◆ Exercise brief ◆
Images do not belong in the copy. Retype all the entries below exactly.

— START Material supplied —

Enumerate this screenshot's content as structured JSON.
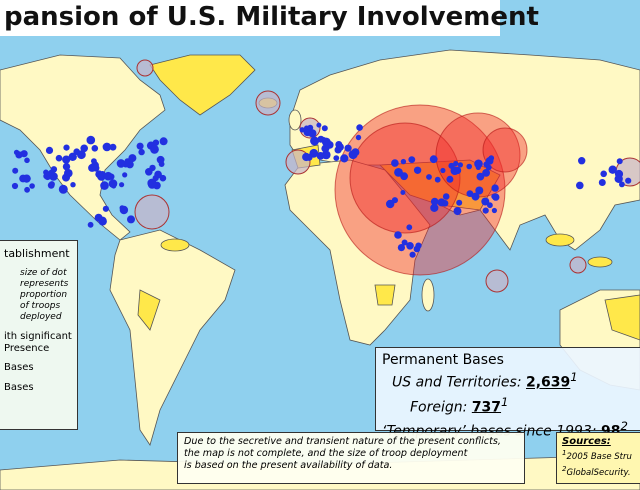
{
  "title": "pansion of U.S. Military Involvement",
  "legend": {
    "heading": "tablishment",
    "dot_note": [
      "size of dot",
      "represents",
      "proportion",
      "of troops",
      "deployed"
    ],
    "items": [
      "ith significant",
      "Presence",
      "Bases",
      "Bases"
    ]
  },
  "permanent_bases": {
    "heading": "Permanent Bases",
    "rows": [
      {
        "label": "US and Territories:",
        "value": "2,639",
        "note": "1"
      },
      {
        "label": "Foreign:",
        "value": "737",
        "note": "1"
      },
      {
        "label": "‘Temporary’ bases since 1993:",
        "value": "98",
        "note": "2"
      }
    ]
  },
  "disclaimer": [
    "Due to the secretive and transient nature of the present conflicts,",
    "the map is not complete, and the size of troop deployment",
    "is based on the present availability of data."
  ],
  "sources": {
    "heading": "Sources:",
    "items": [
      {
        "note": "1",
        "text": "2005 Base Stru"
      },
      {
        "note": "2",
        "text": "GlobalSecurity."
      }
    ]
  }
}
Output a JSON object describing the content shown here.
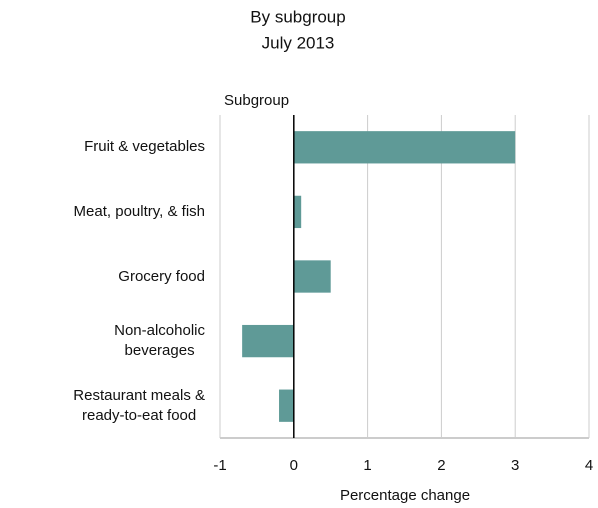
{
  "chart_data": {
    "type": "bar",
    "orientation": "horizontal",
    "subtitle": [
      "By subgroup",
      "July 2013"
    ],
    "y_label": "Subgroup",
    "x_label": "Percentage change",
    "categories": [
      "Fruit & vegetables",
      "Meat, poultry, & fish",
      "Grocery food",
      "Non-alcoholic\nbeverages",
      "Restaurant meals &\nready-to-eat food"
    ],
    "values": [
      3.0,
      0.1,
      0.5,
      -0.7,
      -0.2
    ],
    "color": "#5f9a97",
    "xlim": [
      -1,
      4
    ],
    "xticks": [
      -1,
      0,
      1,
      2,
      3,
      4
    ],
    "grid": true
  }
}
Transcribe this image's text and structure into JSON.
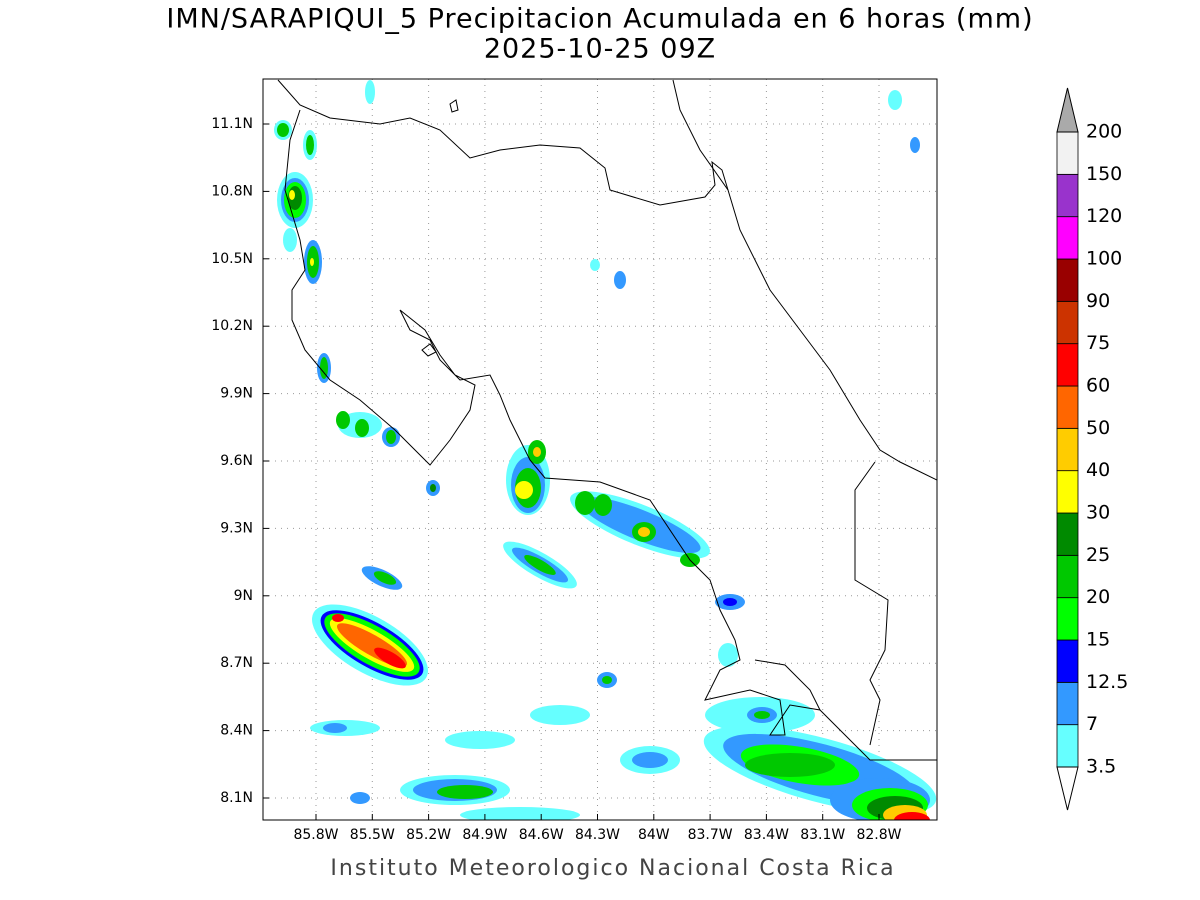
{
  "header": {
    "title": "IMN/SARAPIQUI_5 Precipitacion Acumulada en 6 horas (mm)",
    "subtitle": "2025-10-25 09Z"
  },
  "map": {
    "lon_labels": [
      "85.8W",
      "85.5W",
      "85.2W",
      "84.9W",
      "84.6W",
      "84.3W",
      "84W",
      "83.7W",
      "83.4W",
      "83.1W",
      "82.8W"
    ],
    "lat_labels": [
      "11.1N",
      "10.8N",
      "10.5N",
      "10.2N",
      "9.9N",
      "9.6N",
      "9.3N",
      "9N",
      "8.7N",
      "8.4N",
      "8.1N"
    ]
  },
  "colorbar": {
    "labels": [
      "3.5",
      "7",
      "12.5",
      "15",
      "20",
      "25",
      "30",
      "40",
      "50",
      "60",
      "75",
      "90",
      "100",
      "120",
      "150",
      "200"
    ],
    "colors": [
      "#66ffff",
      "#3399ff",
      "#0000ff",
      "#00ff00",
      "#00c800",
      "#008a00",
      "#ffff00",
      "#ffcc00",
      "#ff6600",
      "#ff0000",
      "#cc3300",
      "#990000",
      "#ff00ff",
      "#9933cc",
      "#f2f2f2"
    ],
    "over_color": "#aaaaaa",
    "under_color": "#ffffff"
  },
  "footer": {
    "text": "Instituto Meteorologico Nacional Costa Rica"
  }
}
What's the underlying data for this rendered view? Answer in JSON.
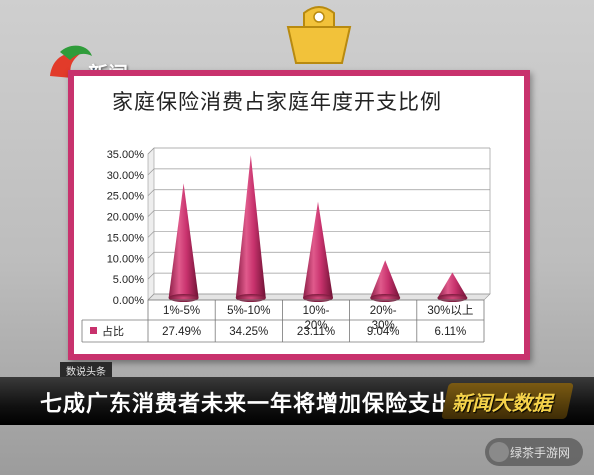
{
  "logo": {
    "text": "新闻"
  },
  "ticker": {
    "label": "数说头条"
  },
  "headline": {
    "text": "七成广东消费者未来一年将增加保险支出"
  },
  "brand": {
    "text": "新闻大数据"
  },
  "watermark": {
    "text": "绿茶手游网"
  },
  "colors": {
    "accent": "#c8326d",
    "cone": "#c8326d",
    "gridline": "#999999"
  },
  "chart_data": {
    "type": "bar",
    "title": "家庭保险消费占家庭年度开支比例",
    "categories": [
      "1%-5%",
      "5%-10%",
      "10%-20%",
      "20%-30%",
      "30%以上"
    ],
    "category_lines": [
      [
        "1%-5%"
      ],
      [
        "5%-10%"
      ],
      [
        "10%-",
        "20%"
      ],
      [
        "20%-",
        "30%"
      ],
      [
        "30%以上"
      ]
    ],
    "series": [
      {
        "name": "占比",
        "values": [
          27.49,
          34.25,
          23.11,
          9.04,
          6.11
        ]
      }
    ],
    "value_labels": [
      "27.49%",
      "34.25%",
      "23.11%",
      "9.04%",
      "6.11%"
    ],
    "yticks": [
      "0.00%",
      "5.00%",
      "10.00%",
      "15.00%",
      "20.00%",
      "25.00%",
      "30.00%",
      "35.00%"
    ],
    "ylim": [
      0,
      35
    ],
    "grid": true,
    "legend": "data-table",
    "shape": "cone"
  }
}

— END Material supplied —

◆ Output below ◆
Enumerate this screenshot's content as structured JSON.
{
  "title": "pansion of U.S. Military Involvement",
  "legend": {
    "heading": "tablishment",
    "dot_note": [
      "size of dot",
      "represents",
      "proportion",
      "of troops",
      "deployed"
    ],
    "items": [
      "ith significant",
      "Presence",
      "Bases",
      "Bases"
    ]
  },
  "permanent_bases": {
    "heading": "Permanent Bases",
    "rows": [
      {
        "label": "US and Territories:",
        "value": "2,639",
        "note": "1"
      },
      {
        "label": "Foreign:",
        "value": "737",
        "note": "1"
      },
      {
        "label": "‘Temporary’ bases since 1993:",
        "value": "98",
        "note": "2"
      }
    ]
  },
  "disclaimer": [
    "Due to the secretive and transient nature of the present conflicts,",
    "the map is not complete, and the size of troop deployment",
    "is based on the present availability of data."
  ],
  "sources": {
    "heading": "Sources:",
    "items": [
      {
        "note": "1",
        "text": "2005 Base Stru"
      },
      {
        "note": "2",
        "text": "GlobalSecurity."
      }
    ]
  }
}
Output a JSON object describing the content shown here.
{
  "chart_data": {
    "type": "bar",
    "orientation": "horizontal",
    "subtitle": [
      "By subgroup",
      "July 2013"
    ],
    "y_label": "Subgroup",
    "x_label": "Percentage change",
    "categories": [
      "Fruit & vegetables",
      "Meat, poultry, & fish",
      "Grocery food",
      "Non-alcoholic\nbeverages",
      "Restaurant meals &\nready-to-eat food"
    ],
    "values": [
      3.0,
      0.1,
      0.5,
      -0.7,
      -0.2
    ],
    "color": "#5f9a97",
    "xlim": [
      -1,
      4
    ],
    "xticks": [
      -1,
      0,
      1,
      2,
      3,
      4
    ],
    "grid": true
  }
}
Transcribe this image's text and structure into JSON.
{
  "header": {
    "title": "IMN/SARAPIQUI_5 Precipitacion Acumulada en 6 horas (mm)",
    "subtitle": "2025-10-25 09Z"
  },
  "map": {
    "lon_labels": [
      "85.8W",
      "85.5W",
      "85.2W",
      "84.9W",
      "84.6W",
      "84.3W",
      "84W",
      "83.7W",
      "83.4W",
      "83.1W",
      "82.8W"
    ],
    "lat_labels": [
      "11.1N",
      "10.8N",
      "10.5N",
      "10.2N",
      "9.9N",
      "9.6N",
      "9.3N",
      "9N",
      "8.7N",
      "8.4N",
      "8.1N"
    ]
  },
  "colorbar": {
    "labels": [
      "3.5",
      "7",
      "12.5",
      "15",
      "20",
      "25",
      "30",
      "40",
      "50",
      "60",
      "75",
      "90",
      "100",
      "120",
      "150",
      "200"
    ],
    "colors": [
      "#66ffff",
      "#3399ff",
      "#0000ff",
      "#00ff00",
      "#00c800",
      "#008a00",
      "#ffff00",
      "#ffcc00",
      "#ff6600",
      "#ff0000",
      "#cc3300",
      "#990000",
      "#ff00ff",
      "#9933cc",
      "#f2f2f2"
    ],
    "over_color": "#aaaaaa",
    "under_color": "#ffffff"
  },
  "footer": {
    "text": "Instituto Meteorologico Nacional Costa Rica"
  }
}
What's the underlying data for this rendered view? Answer in JSON.
{
  "logo": {
    "text": "新闻"
  },
  "ticker": {
    "label": "数说头条"
  },
  "headline": {
    "text": "七成广东消费者未来一年将增加保险支出"
  },
  "brand": {
    "text": "新闻大数据"
  },
  "watermark": {
    "text": "绿茶手游网"
  },
  "colors": {
    "accent": "#c8326d",
    "cone": "#c8326d",
    "gridline": "#999999"
  },
  "chart_data": {
    "type": "bar",
    "title": "家庭保险消费占家庭年度开支比例",
    "categories": [
      "1%-5%",
      "5%-10%",
      "10%-20%",
      "20%-30%",
      "30%以上"
    ],
    "category_lines": [
      [
        "1%-5%"
      ],
      [
        "5%-10%"
      ],
      [
        "10%-",
        "20%"
      ],
      [
        "20%-",
        "30%"
      ],
      [
        "30%以上"
      ]
    ],
    "series": [
      {
        "name": "占比",
        "values": [
          27.49,
          34.25,
          23.11,
          9.04,
          6.11
        ]
      }
    ],
    "value_labels": [
      "27.49%",
      "34.25%",
      "23.11%",
      "9.04%",
      "6.11%"
    ],
    "yticks": [
      "0.00%",
      "5.00%",
      "10.00%",
      "15.00%",
      "20.00%",
      "25.00%",
      "30.00%",
      "35.00%"
    ],
    "ylim": [
      0,
      35
    ],
    "grid": true,
    "legend": "data-table",
    "shape": "cone"
  }
}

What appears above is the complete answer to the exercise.